-------- EXTRACTED DATA --------

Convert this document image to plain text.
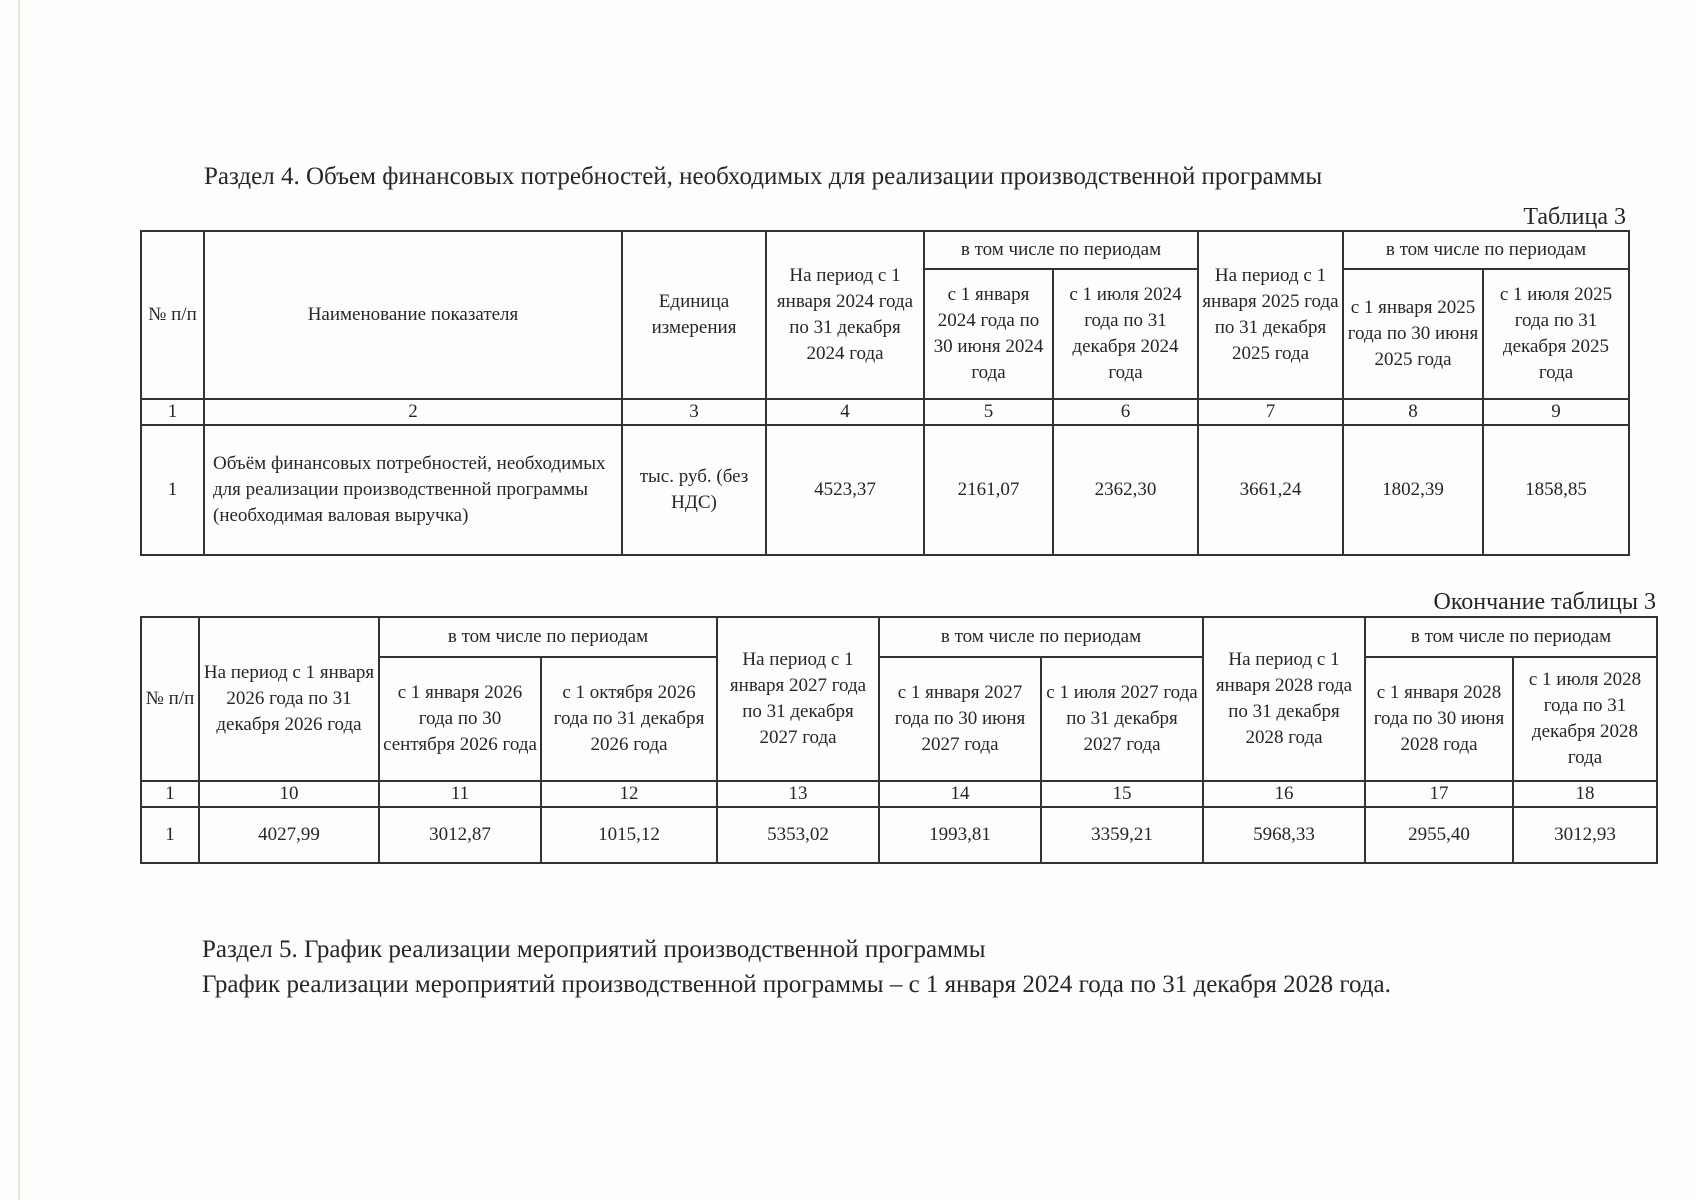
Раздел 4. Объем финансовых потребностей, необходимых для реализации производственной программы
Таблица 3
№ п/п	Наименование показателя	Единица измерения	На период с 1 января 2024 года по 31 декабря 2024 года	в том числе по периодам		На период с 1 января 2025 года по 31 декабря 2025 года	в том числе по периодам	
				с 1 января 2024 года по 30 июня 2024 года	с 1 июля 2024 года по 31 декабря 2024 года		с 1 января 2025 года по 30 июня 2025 года	с 1 июля 2025 года по 31 декабря 2025 года
1	2	3	4	5	6	7	8	9
1	Объём финансовых потребностей, необходимых для реализации производственной программы (необходимая валовая выручка)	тыс. руб. (без НДС)	4523,37	2161,07	2362,30	3661,24	1802,39	1858,85
Окончание таблицы 3
№ п/п	На период с 1 января 2026 года по 31 декабря 2026 года	в том числе по периодам		На период с 1 января 2027 года по 31 декабря 2027 года	в том числе по периодам		На период с 1 января 2028 года по 31 декабря 2028 года	в том числе по периодам	
		с 1 января 2026 года по 30 сентября 2026 года	с 1 октября 2026 года по 31 декабря 2026 года		с 1 января 2027 года по 30 июня 2027 года	с 1 июля 2027 года по 31 декабря 2027 года		с 1 января 2028 года по 30 июня 2028 года	с 1 июля 2028 года по 31 декабря 2028 года
1	10	11	12	13	14	15	16	17	18
1	4027,99	3012,87	1015,12	5353,02	1993,81	3359,21	5968,33	2955,40	3012,93
Раздел 5. График реализации мероприятий производственной программы
График реализации мероприятий производственной программы – с 1 января 2024 года по 31 декабря 2028 года.
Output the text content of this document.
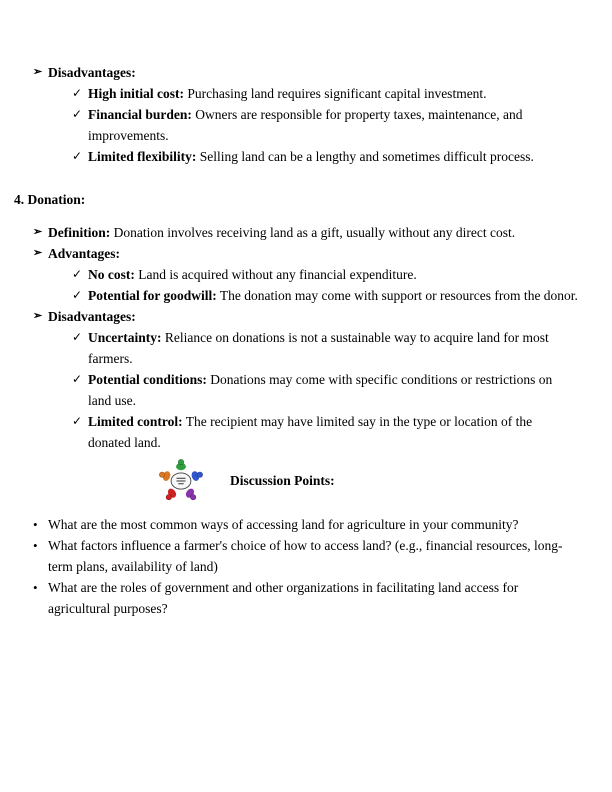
➢ Disadvantages:
✓ High initial cost: Purchasing land requires significant capital investment.
✓ Financial burden: Owners are responsible for property taxes, maintenance, and improvements.
✓ Limited flexibility: Selling land can be a lengthy and sometimes difficult process.
4. Donation:
➢ Definition: Donation involves receiving land as a gift, usually without any direct cost.
➢ Advantages:
✓ No cost: Land is acquired without any financial expenditure.
✓ Potential for goodwill: The donation may come with support or resources from the donor.
➢ Disadvantages:
✓ Uncertainty: Reliance on donations is not a sustainable way to acquire land for most farmers.
✓ Potential conditions: Donations may come with specific conditions or restrictions on land use.
✓ Limited control: The recipient may have limited say in the type or location of the donated land.
Discussion Points:
• What are the most common ways of accessing land for agriculture in your community?
• What factors influence a farmer's choice of how to access land? (e.g., financial resources, long-term plans, availability of land)
• What are the roles of government and other organizations in facilitating land access for agricultural purposes?
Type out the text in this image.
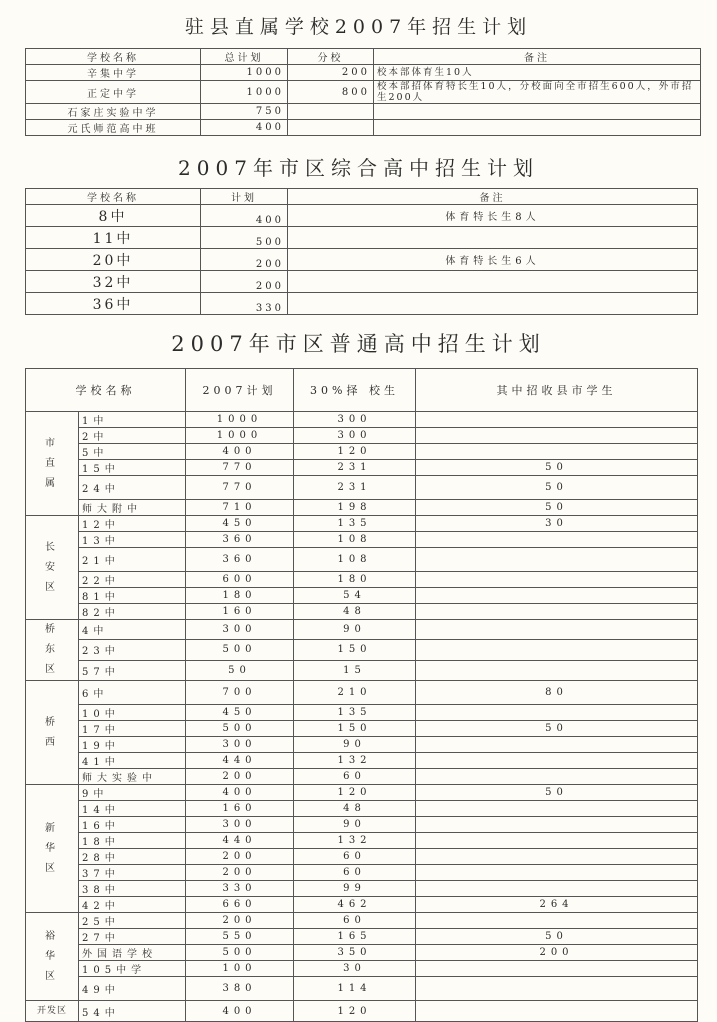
驻县直属学校2007年招生计划
学校名称	总计划	分校	备注
辛集中学	1000	200	校本部体育生10人
正定中学	1000	800	校本部招体育特长生10人，分校面向全市招生600人，外市招生200人
石家庄实验中学	750		
元氏师范高中班	400		
2007年市区综合高中招生计划
学校名称	计划	备注
8中	400	体育特长生8人
11中	500	
20中	200	体育特长生6人
32中	200	
36中	330	
2007年市区普通高中招生计划
学校名称		2007计划	30%择 校生	其中招收县市学生
市直属	1中	1000	300	
	2中	1000	300	
	5中	400	120	
	15中	770	231	50
	24中	770	231	50
	师大附中	710	198	50
长安区	12中	450	135	30
	13中	360	108	
	21中	360	108	
	22中	600	180	
	81中	180	54	
	82中	160	48	
桥东区	4中	300	90	
	23中	500	150	
	57中	50	15	
桥西	6中	700	210	80
	10中	450	135	
	17中	500	150	50
	19中	300	90	
	41中	440	132	
	师大实验中	200	60	
新华区	9中	400	120	50
	14中	160	48	
	16中	300	90	
	18中	440	132	
	28中	200	60	
	37中	200	60	
	38中	330	99	
	42中	660	462	264
裕华区	25中	200	60	
	27中	550	165	50
	外国语学校	500	350	200
	105中学	100	30	
	49中	380	114	
开发区	54中	400	120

--------

# WHAT THE TASK ASKS:
Print all of the entries word for word. Skip any images they contain.

# EXERCISE RESPONSE:
Convert this document image to plain text.
Раздел 4. Объем финансовых потребностей, необходимых для реализации производственной программы
Таблица 3
№ п/п	Наименование показателя	Единица измерения	На период с 1 января 2024 года по 31 декабря 2024 года	в том числе по периодам		На период с 1 января 2025 года по 31 декабря 2025 года	в том числе по периодам	
				с 1 января 2024 года по 30 июня 2024 года	с 1 июля 2024 года по 31 декабря 2024 года		с 1 января 2025 года по 30 июня 2025 года	с 1 июля 2025 года по 31 декабря 2025 года
1	2	3	4	5	6	7	8	9
1	Объём финансовых потребностей, необходимых для реализации производственной программы (необходимая валовая выручка)	тыс. руб. (без НДС)	4523,37	2161,07	2362,30	3661,24	1802,39	1858,85
Окончание таблицы 3
№ п/п	На период с 1 января 2026 года по 31 декабря 2026 года	в том числе по периодам		На период с 1 января 2027 года по 31 декабря 2027 года	в том числе по периодам		На период с 1 января 2028 года по 31 декабря 2028 года	в том числе по периодам	
		с 1 января 2026 года по 30 сентября 2026 года	с 1 октября 2026 года по 31 декабря 2026 года		с 1 января 2027 года по 30 июня 2027 года	с 1 июля 2027 года по 31 декабря 2027 года		с 1 января 2028 года по 30 июня 2028 года	с 1 июля 2028 года по 31 декабря 2028 года
1	10	11	12	13	14	15	16	17	18
1	4027,99	3012,87	1015,12	5353,02	1993,81	3359,21	5968,33	2955,40	3012,93
Раздел 5. График реализации мероприятий производственной программы
График реализации мероприятий производственной программы – с 1 января 2024 года по 31 декабря 2028 года.
Output the text content of this document.
➢ Disadvantages:
✓ High initial cost: Purchasing land requires significant capital investment.
✓ Financial burden: Owners are responsible for property taxes, maintenance, and improvements.
✓ Limited flexibility: Selling land can be a lengthy and sometimes difficult process.
4. Donation:
➢ Definition: Donation involves receiving land as a gift, usually without any direct cost.
➢ Advantages:
✓ No cost: Land is acquired without any financial expenditure.
✓ Potential for goodwill: The donation may come with support or resources from the donor.
➢ Disadvantages:
✓ Uncertainty: Reliance on donations is not a sustainable way to acquire land for most farmers.
✓ Potential conditions: Donations may come with specific conditions or restrictions on land use.
✓ Limited control: The recipient may have limited say in the type or location of the donated land.
Discussion Points:
• What are the most common ways of accessing land for agriculture in your community?
• What factors influence a farmer's choice of how to access land? (e.g., financial resources, long-term plans, availability of land)
• What are the roles of government and other organizations in facilitating land access for agricultural purposes?
Type out the text in this image.
驻县直属学校2007年招生计划
学校名称	总计划	分校	备注
辛集中学	1000	200	校本部体育生10人
正定中学	1000	800	校本部招体育特长生10人，分校面向全市招生600人，外市招生200人
石家庄实验中学	750		
元氏师范高中班	400		
2007年市区综合高中招生计划
学校名称	计划	备注
8中	400	体育特长生8人
11中	500	
20中	200	体育特长生6人
32中	200	
36中	330	
2007年市区普通高中招生计划
学校名称		2007计划	30%择 校生	其中招收县市学生
市直属	1中	1000	300	
	2中	1000	300	
	5中	400	120	
	15中	770	231	50
	24中	770	231	50
	师大附中	710	198	50
长安区	12中	450	135	30
	13中	360	108	
	21中	360	108	
	22中	600	180	
	81中	180	54	
	82中	160	48	
桥东区	4中	300	90	
	23中	500	150	
	57中	50	15	
桥西	6中	700	210	80
	10中	450	135	
	17中	500	150	50
	19中	300	90	
	41中	440	132	
	师大实验中	200	60	
新华区	9中	400	120	50
	14中	160	48	
	16中	300	90	
	18中	440	132	
	28中	200	60	
	37中	200	60	
	38中	330	99	
	42中	660	462	264
裕华区	25中	200	60	
	27中	550	165	50
	外国语学校	500	350	200
	105中学	100	30	
	49中	380	114	
开发区	54中	400	120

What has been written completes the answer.